» Problem to solve: Return the lines below exactly, starting with the line that contains "OCR this image." and stopping after the last line.

» Data shown:
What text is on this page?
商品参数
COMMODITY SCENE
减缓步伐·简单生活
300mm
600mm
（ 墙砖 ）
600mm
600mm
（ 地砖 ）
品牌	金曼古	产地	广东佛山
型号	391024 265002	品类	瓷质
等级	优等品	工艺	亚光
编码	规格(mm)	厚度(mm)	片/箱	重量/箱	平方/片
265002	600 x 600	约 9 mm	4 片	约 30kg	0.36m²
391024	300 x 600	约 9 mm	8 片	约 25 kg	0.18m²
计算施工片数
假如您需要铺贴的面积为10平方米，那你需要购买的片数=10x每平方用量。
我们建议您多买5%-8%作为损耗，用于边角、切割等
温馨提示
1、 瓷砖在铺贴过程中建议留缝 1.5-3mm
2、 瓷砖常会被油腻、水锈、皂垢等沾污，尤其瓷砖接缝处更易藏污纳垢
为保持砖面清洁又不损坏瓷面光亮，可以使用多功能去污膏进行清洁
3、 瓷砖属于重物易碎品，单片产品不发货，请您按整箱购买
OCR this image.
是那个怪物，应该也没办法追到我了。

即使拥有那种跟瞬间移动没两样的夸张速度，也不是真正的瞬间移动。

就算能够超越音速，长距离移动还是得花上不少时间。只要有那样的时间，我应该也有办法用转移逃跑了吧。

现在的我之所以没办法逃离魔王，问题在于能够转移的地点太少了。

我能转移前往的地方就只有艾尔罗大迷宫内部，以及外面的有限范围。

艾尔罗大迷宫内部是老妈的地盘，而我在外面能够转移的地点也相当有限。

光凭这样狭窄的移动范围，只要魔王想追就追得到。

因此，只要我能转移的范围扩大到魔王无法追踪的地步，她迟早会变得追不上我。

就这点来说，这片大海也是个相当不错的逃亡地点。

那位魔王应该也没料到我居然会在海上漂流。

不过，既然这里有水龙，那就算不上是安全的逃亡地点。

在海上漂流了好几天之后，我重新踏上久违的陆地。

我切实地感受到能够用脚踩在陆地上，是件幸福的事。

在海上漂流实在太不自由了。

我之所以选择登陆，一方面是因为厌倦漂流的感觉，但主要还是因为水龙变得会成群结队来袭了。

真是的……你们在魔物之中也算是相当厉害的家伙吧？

» Expected answer:
OCR this image.
是那个怪物，应该也没办法追到我了。

即使拥有那种跟瞬间移动没两样的夸张速度，也不是真正的瞬间移动。

就算能够超越音速，长距离移动还是得花上不少时间。只要有那样的时间，我应该也有办法用转移逃跑了吧。

现在的我之所以没办法逃离魔王，问题在于能够转移的地点太少了。

我能转移前往的地方就只有艾尔罗大迷宫内部，以及外面的有限范围。

艾尔罗大迷宫内部是老妈的地盘，而我在外面能够转移的地点也相当有限。

光凭这样狭窄的移动范围，只要魔王想追就追得到。

因此，只要我能转移的范围扩大到魔王无法追踪的地步，她迟早会变得追不上我。

就这点来说，这片大海也是个相当不错的逃亡地点。

那位魔王应该也没料到我居然会在海上漂流。

不过，既然这里有水龙，那就算不上是安全的逃亡地点。

在海上漂流了好几天之后，我重新踏上久违的陆地。

我切实地感受到能够用脚踩在陆地上，是件幸福的事。

在海上漂流实在太不自由了。

我之所以选择登陆，一方面是因为厌倦漂流的感觉，但主要还是因为水龙变得会成群结队来袭了。

真是的……你们在魔物之中也算是相当厉害的家伙吧？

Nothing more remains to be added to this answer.